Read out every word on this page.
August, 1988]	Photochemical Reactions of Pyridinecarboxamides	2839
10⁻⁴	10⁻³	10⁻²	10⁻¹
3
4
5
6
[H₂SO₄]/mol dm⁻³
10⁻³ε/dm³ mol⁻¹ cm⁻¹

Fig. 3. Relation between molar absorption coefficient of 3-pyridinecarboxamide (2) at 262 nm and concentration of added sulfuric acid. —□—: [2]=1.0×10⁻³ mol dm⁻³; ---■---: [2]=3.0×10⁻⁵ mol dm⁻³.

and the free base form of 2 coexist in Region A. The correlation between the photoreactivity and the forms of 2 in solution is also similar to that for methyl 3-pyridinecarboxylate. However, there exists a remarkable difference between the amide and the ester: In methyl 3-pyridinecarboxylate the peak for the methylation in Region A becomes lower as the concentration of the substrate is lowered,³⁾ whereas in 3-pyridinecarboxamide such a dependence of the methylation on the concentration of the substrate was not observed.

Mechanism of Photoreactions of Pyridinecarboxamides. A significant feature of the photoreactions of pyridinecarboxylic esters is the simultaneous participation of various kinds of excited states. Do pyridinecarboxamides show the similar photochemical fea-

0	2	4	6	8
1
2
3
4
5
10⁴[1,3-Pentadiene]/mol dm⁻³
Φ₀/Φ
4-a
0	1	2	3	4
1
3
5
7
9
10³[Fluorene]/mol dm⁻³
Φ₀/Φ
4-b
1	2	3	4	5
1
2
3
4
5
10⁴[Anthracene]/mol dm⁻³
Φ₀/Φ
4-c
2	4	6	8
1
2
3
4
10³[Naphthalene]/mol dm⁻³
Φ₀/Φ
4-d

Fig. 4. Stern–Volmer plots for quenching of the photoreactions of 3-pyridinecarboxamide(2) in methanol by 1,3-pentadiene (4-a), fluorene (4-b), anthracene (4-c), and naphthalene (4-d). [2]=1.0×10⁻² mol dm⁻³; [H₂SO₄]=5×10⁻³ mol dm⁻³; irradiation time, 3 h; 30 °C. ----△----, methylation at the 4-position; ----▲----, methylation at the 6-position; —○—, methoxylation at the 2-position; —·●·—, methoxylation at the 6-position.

------

**Problem details**
Repeat the records above exactly.

**Answer to this task**
Read out every word on this page.
August, 1988]	Photochemical Reactions of Pyridinecarboxamides	2839
10⁻⁴	10⁻³	10⁻²	10⁻¹
3
4
5
6
[H₂SO₄]/mol dm⁻³
10⁻³ε/dm³ mol⁻¹ cm⁻¹

Fig. 3. Relation between molar absorption coefficient of 3-pyridinecarboxamide (2) at 262 nm and concentration of added sulfuric acid. —□—: [2]=1.0×10⁻³ mol dm⁻³; ---■---: [2]=3.0×10⁻⁵ mol dm⁻³.

and the free base form of 2 coexist in Region A. The correlation between the photoreactivity and the forms of 2 in solution is also similar to that for methyl 3-pyridinecarboxylate. However, there exists a remarkable difference between the amide and the ester: In methyl 3-pyridinecarboxylate the peak for the methylation in Region A becomes lower as the concentration of the substrate is lowered,³⁾ whereas in 3-pyridinecarboxamide such a dependence of the methylation on the concentration of the substrate was not observed.

Mechanism of Photoreactions of Pyridinecarboxamides. A significant feature of the photoreactions of pyridinecarboxylic esters is the simultaneous participation of various kinds of excited states. Do pyridinecarboxamides show the similar photochemical fea-

0	2	4	6	8
1
2
3
4
5
10⁴[1,3-Pentadiene]/mol dm⁻³
Φ₀/Φ
4-a
0	1	2	3	4
1
3
5
7
9
10³[Fluorene]/mol dm⁻³
Φ₀/Φ
4-b
1	2	3	4	5
1
2
3
4
5
10⁴[Anthracene]/mol dm⁻³
Φ₀/Φ
4-c
2	4	6	8
1
2
3
4
10³[Naphthalene]/mol dm⁻³
Φ₀/Φ
4-d

Fig. 4. Stern–Volmer plots for quenching of the photoreactions of 3-pyridinecarboxamide(2) in methanol by 1,3-pentadiene (4-a), fluorene (4-b), anthracene (4-c), and naphthalene (4-d). [2]=1.0×10⁻² mol dm⁻³; [H₂SO₄]=5×10⁻³ mol dm⁻³; irradiation time, 3 h; 30 °C. ----△----, methylation at the 4-position; ----▲----, methylation at the 6-position; —○—, methoxylation at the 2-position; —·●·—, methoxylation at the 6-position.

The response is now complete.